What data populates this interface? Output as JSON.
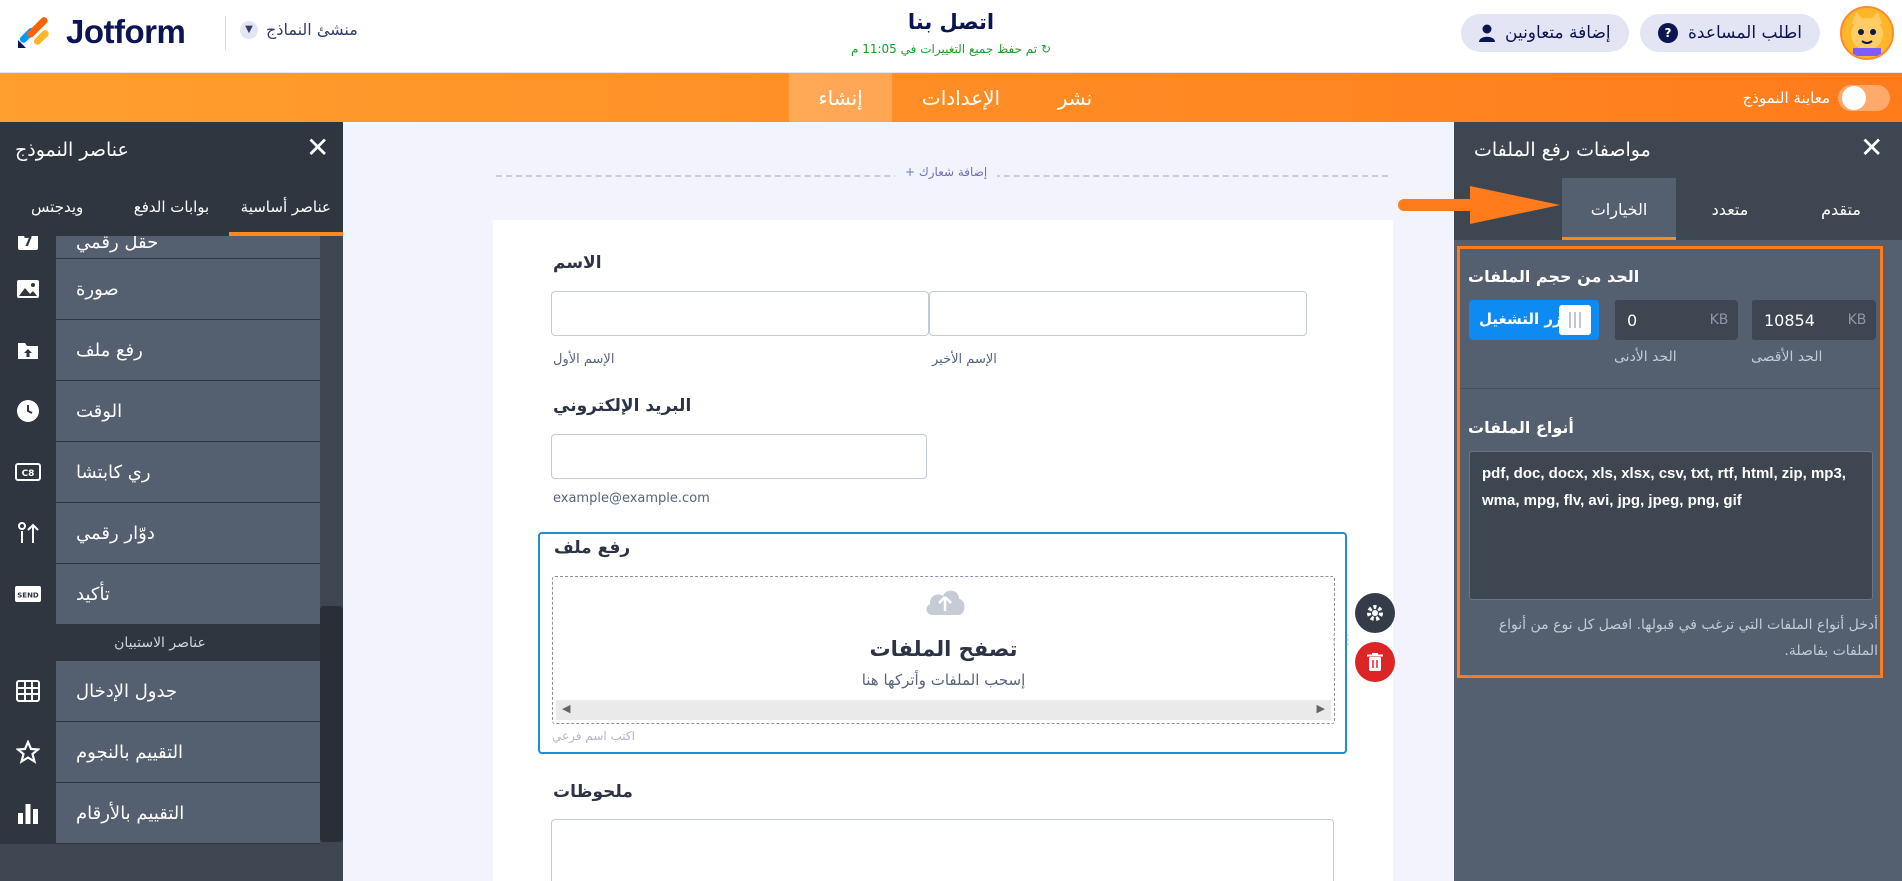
{
  "header": {
    "logo_text": "Jotform",
    "builder_label": "منشئ النماذج",
    "form_title": "اتصل بنا",
    "save_status": "تم حفظ جميع التغييرات في 11:05 م",
    "help_button": "اطلب المساعدة",
    "help_icon": "?",
    "collab_button": "إضافة متعاونين"
  },
  "nav": {
    "tabs": [
      "إنشاء",
      "الإعدادات",
      "نشر"
    ],
    "active": "إنشاء",
    "preview_label": "معاينة النموذج"
  },
  "left_panel": {
    "title": "عناصر النموذج",
    "tabs": [
      "ويدجتس",
      "بوابات الدفع",
      "عناصر أساسية"
    ],
    "items": [
      {
        "icon": "number-7-icon",
        "label": "حقل رقمي"
      },
      {
        "icon": "image-icon",
        "label": "صورة"
      },
      {
        "icon": "upload-icon",
        "label": "رفع ملف"
      },
      {
        "icon": "clock-icon",
        "label": "الوقت"
      },
      {
        "icon": "captcha-icon",
        "label": "ري كابتشا"
      },
      {
        "icon": "spinner-icon",
        "label": "دوّار رقمي"
      },
      {
        "icon": "send-icon",
        "label": "تأكيد"
      }
    ],
    "section_label": "عناصر الاستبيان",
    "survey_items": [
      {
        "icon": "grid-icon",
        "label": "جدول الإدخال"
      },
      {
        "icon": "star-icon",
        "label": "التقييم بالنجوم"
      },
      {
        "icon": "bar-chart-icon",
        "label": "التقييم بالأرقام"
      }
    ]
  },
  "canvas": {
    "add_logo": "+ إضافة شعارك",
    "name_label": "الاسم",
    "first_name_sub": "الإسم الأول",
    "last_name_sub": "الإسم الأخير",
    "email_label": "البريد الإلكتروني",
    "email_sub": "example@example.com",
    "upload_label": "رفع ملف",
    "upload_title": "تصفح الملفات",
    "upload_sub": "إسحب الملفات وأتركها هنا",
    "upload_hint": "اكتب اسم فرعي",
    "notes_label": "ملحوظات"
  },
  "right_panel": {
    "title": "مواصفات رفع الملفات",
    "tabs": [
      "متقدم",
      "متعدد",
      "الخيارات"
    ],
    "active_tab": "الخيارات",
    "size_limit_title": "الحد من حجم الملفات",
    "toggle_label": "زر التشغيل",
    "min_unit": "KB",
    "min_value": "0",
    "min_label": "الحد الأدنى",
    "max_unit": "KB",
    "max_value": "10854",
    "max_label": "الحد الأقصى",
    "file_types_title": "أنواع الملفات",
    "file_types_value": "pdf, doc, docx, xls, xlsx, csv, txt, rtf, html, zip, mp3, wma, mpg, flv, avi, jpg, jpeg, png, gif",
    "file_types_hint": "أدخل أنواع الملفات التي ترغب في قبولها. افصل كل نوع من أنواع الملفات بفاصلة."
  },
  "colors": {
    "accent_orange": "#ff7b1c",
    "toggle_blue": "#0d8bf2",
    "delete_red": "#dc2626",
    "save_green": "#1a9c2c"
  }
}
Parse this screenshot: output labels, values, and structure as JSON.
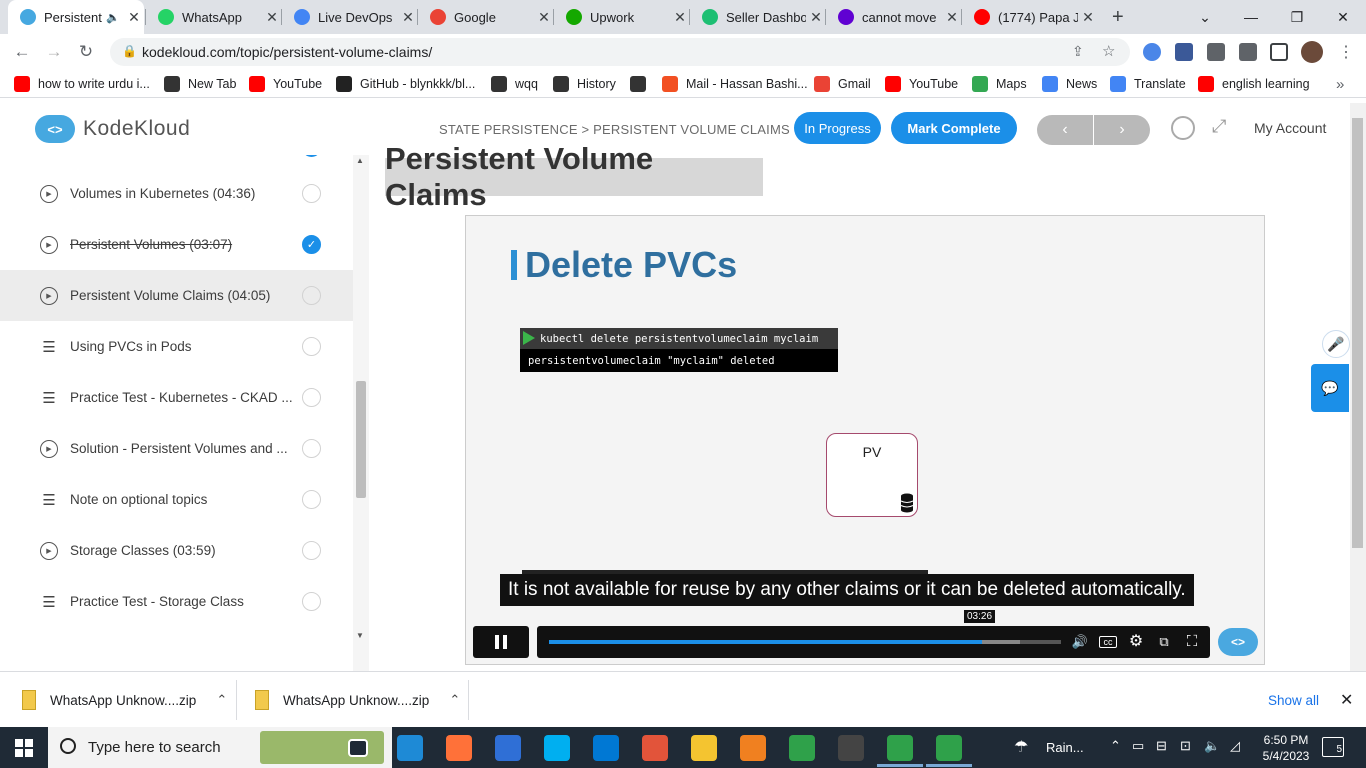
{
  "browser": {
    "tabs": [
      {
        "title": "Persistent",
        "favicon": "kodekloud-icon",
        "color": "#46a8e0"
      },
      {
        "title": "WhatsApp",
        "favicon": "whatsapp-icon",
        "color": "#25d366"
      },
      {
        "title": "Live DevOps",
        "favicon": "docs-icon",
        "color": "#4285f4"
      },
      {
        "title": "Google",
        "favicon": "google-icon",
        "color": "#ea4335"
      },
      {
        "title": "Upwork",
        "favicon": "upwork-icon",
        "color": "#14a800"
      },
      {
        "title": "Seller Dashbo",
        "favicon": "fiverr-icon",
        "color": "#1dbf73"
      },
      {
        "title": "cannot move",
        "favicon": "yahoo-icon",
        "color": "#6001d2"
      },
      {
        "title": "(1774) Papa J",
        "favicon": "youtube-icon",
        "color": "#ff0000"
      }
    ],
    "new_tab": "+",
    "url": "kodekloud.com/topic/persistent-volume-claims/",
    "bookmarks": [
      {
        "label": "how to write urdu i...",
        "icon": "youtube-icon",
        "color": "#ff0000"
      },
      {
        "label": "New Tab",
        "icon": "globe-icon",
        "color": "#333333"
      },
      {
        "label": "YouTube",
        "icon": "youtube-icon",
        "color": "#ff0000"
      },
      {
        "label": "GitHub - blynkkk/bl...",
        "icon": "github-icon",
        "color": "#222222"
      },
      {
        "label": "wqq",
        "icon": "download-icon",
        "color": "#333333"
      },
      {
        "label": "History",
        "icon": "history-icon",
        "color": "#333333"
      },
      {
        "label": "",
        "icon": "globe-icon",
        "color": "#333333"
      },
      {
        "label": "Mail - Hassan Bashi...",
        "icon": "microsoft-icon",
        "color": "#f25022"
      },
      {
        "label": "Gmail",
        "icon": "gmail-icon",
        "color": "#ea4335"
      },
      {
        "label": "YouTube",
        "icon": "youtube-icon",
        "color": "#ff0000"
      },
      {
        "label": "Maps",
        "icon": "maps-icon",
        "color": "#34a853"
      },
      {
        "label": "News",
        "icon": "news-icon",
        "color": "#4285f4"
      },
      {
        "label": "Translate",
        "icon": "translate-icon",
        "color": "#4285f4"
      },
      {
        "label": "english learning",
        "icon": "youtube-icon",
        "color": "#ff0000"
      }
    ]
  },
  "header": {
    "logo_text": "KodeKloud",
    "breadcrumb": "STATE PERSISTENCE > PERSISTENT VOLUME CLAIMS",
    "in_progress": "In Progress",
    "mark_complete": "Mark Complete",
    "prev": "‹",
    "next": "›",
    "my_account": "My Account"
  },
  "sidebar": {
    "lessons": [
      {
        "label": "Volumes in Kubernetes (04:36)",
        "type": "video",
        "done": false,
        "selected": false
      },
      {
        "label": "Persistent Volumes (03:07)",
        "type": "video",
        "done": true,
        "selected": false
      },
      {
        "label": "Persistent Volume Claims (04:05)",
        "type": "video",
        "done": false,
        "selected": true
      },
      {
        "label": "Using PVCs in Pods",
        "type": "doc",
        "done": false,
        "selected": false
      },
      {
        "label": "Practice Test - Kubernetes - CKAD ...",
        "type": "doc",
        "done": false,
        "selected": false
      },
      {
        "label": "Solution - Persistent Volumes and ...",
        "type": "video",
        "done": false,
        "selected": false
      },
      {
        "label": "Note on optional topics",
        "type": "doc",
        "done": false,
        "selected": false
      },
      {
        "label": "Storage Classes (03:59)",
        "type": "video",
        "done": false,
        "selected": false
      },
      {
        "label": "Practice Test - Storage Class",
        "type": "doc",
        "done": false,
        "selected": false
      }
    ]
  },
  "main": {
    "title": "Persistent Volume Claims",
    "video": {
      "slide_title": "Delete PVCs",
      "command": "kubectl delete persistentvolumeclaim myclaim",
      "output": "persistentvolumeclaim \"myclaim\" deleted",
      "pv_label": "PV",
      "caption": "It is not available for reuse by any other claims or it can be deleted automatically.",
      "time": "03:26",
      "progress": 0.845,
      "buffered": 0.92
    }
  },
  "downloads": {
    "items": [
      "WhatsApp Unknow....zip",
      "WhatsApp Unknow....zip"
    ],
    "show_all": "Show all"
  },
  "taskbar": {
    "search_placeholder": "Type here to search",
    "weather": "Rain...",
    "time": "6:50 PM",
    "date": "5/4/2023",
    "notifications": "5",
    "apps": [
      {
        "name": "task-view-icon",
        "color": "#1f2a36"
      },
      {
        "name": "edge-icon",
        "color": "#1e8ad6"
      },
      {
        "name": "firefox-icon",
        "color": "#ff7139"
      },
      {
        "name": "store-icon",
        "color": "#2f6fd6"
      },
      {
        "name": "skype-icon",
        "color": "#00aff0"
      },
      {
        "name": "mail-icon",
        "color": "#0078d4"
      },
      {
        "name": "app-icon",
        "color": "#e2543a"
      },
      {
        "name": "file-explorer-icon",
        "color": "#f4c430"
      },
      {
        "name": "vlc-icon",
        "color": "#f08020"
      },
      {
        "name": "chrome-icon",
        "color": "#2fa14a"
      },
      {
        "name": "obs-icon",
        "color": "#444444"
      },
      {
        "name": "chrome-icon",
        "color": "#2fa14a"
      },
      {
        "name": "chrome-icon",
        "color": "#2fa14a"
      }
    ]
  }
}
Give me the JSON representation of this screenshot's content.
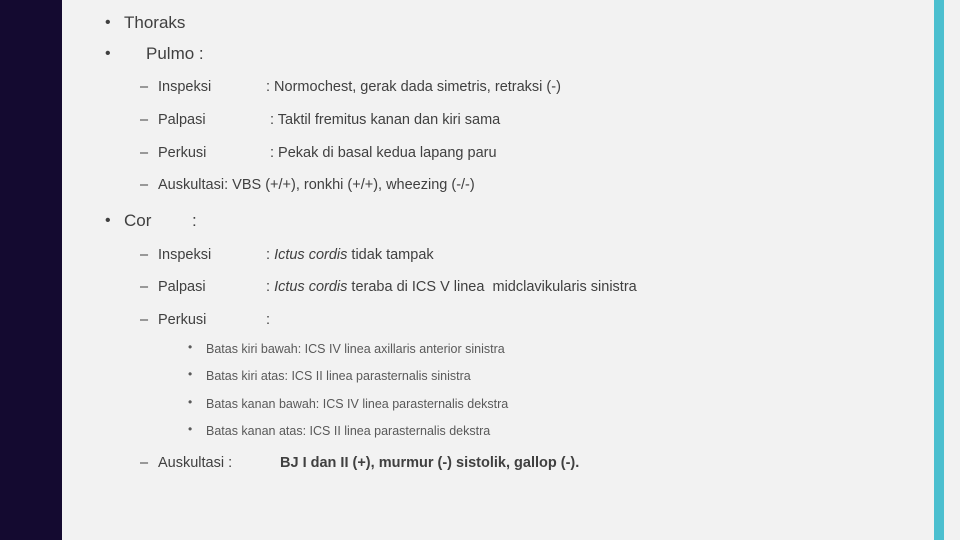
{
  "theme": {
    "background": "#f2f2f2",
    "left_band": "#140a30",
    "accent_bar": "#4bbfcf",
    "text": "#404040",
    "subtext": "#595959"
  },
  "bullets": {
    "dot": "•",
    "dash": "–",
    "small_dot": "•"
  },
  "slide": {
    "items": [
      {
        "level": 1,
        "text": "Thoraks"
      },
      {
        "level": 1,
        "text": "Pulmo  :"
      }
    ],
    "pulmo": {
      "heading": "Pulmo  :",
      "rows": [
        {
          "label": "Inspeksi",
          "value": ": Normochest, gerak dada simetris, retraksi (-)"
        },
        {
          "label": "Palpasi",
          "value": ": Taktil fremitus kanan dan kiri sama"
        },
        {
          "label": "Perkusi",
          "value": ": Pekak di basal kedua lapang paru"
        },
        {
          "label": "Auskultasi:",
          "value": "VBS (+/+), ronkhi (+/+), wheezing (-/-)"
        }
      ]
    },
    "cor": {
      "heading": "Cor",
      "heading_colon": ":",
      "rows": [
        {
          "label": "Inspeksi",
          "colon": ":",
          "italic": "Ictus cordis",
          "rest": " tidak tampak"
        },
        {
          "label": "Palpasi",
          "colon": ":",
          "italic": "Ictus cordis",
          "rest": " teraba di ICS V linea  midclavikularis sinistra"
        },
        {
          "label": "Perkusi",
          "colon": ":",
          "italic": "",
          "rest": ""
        }
      ],
      "batas": [
        "Batas kiri bawah: ICS IV linea axillaris anterior sinistra",
        "Batas kiri atas: ICS II linea parasternalis sinistra",
        "Batas kanan bawah: ICS IV linea parasternalis dekstra",
        "Batas kanan atas: ICS II linea parasternalis dekstra"
      ],
      "auskultasi": {
        "label": "Auskultasi :",
        "value": "BJ I dan II (+), murmur (-) sistolik, gallop (-)."
      }
    }
  }
}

**WHAT IS REQUIRED**
Copy out the lines that hold "Practice".

**WRITTEN RESPONSE**
        "label": "Practice Test - Kubernetes - CKAD ...",
        "label": "Practice Test - Storage Class",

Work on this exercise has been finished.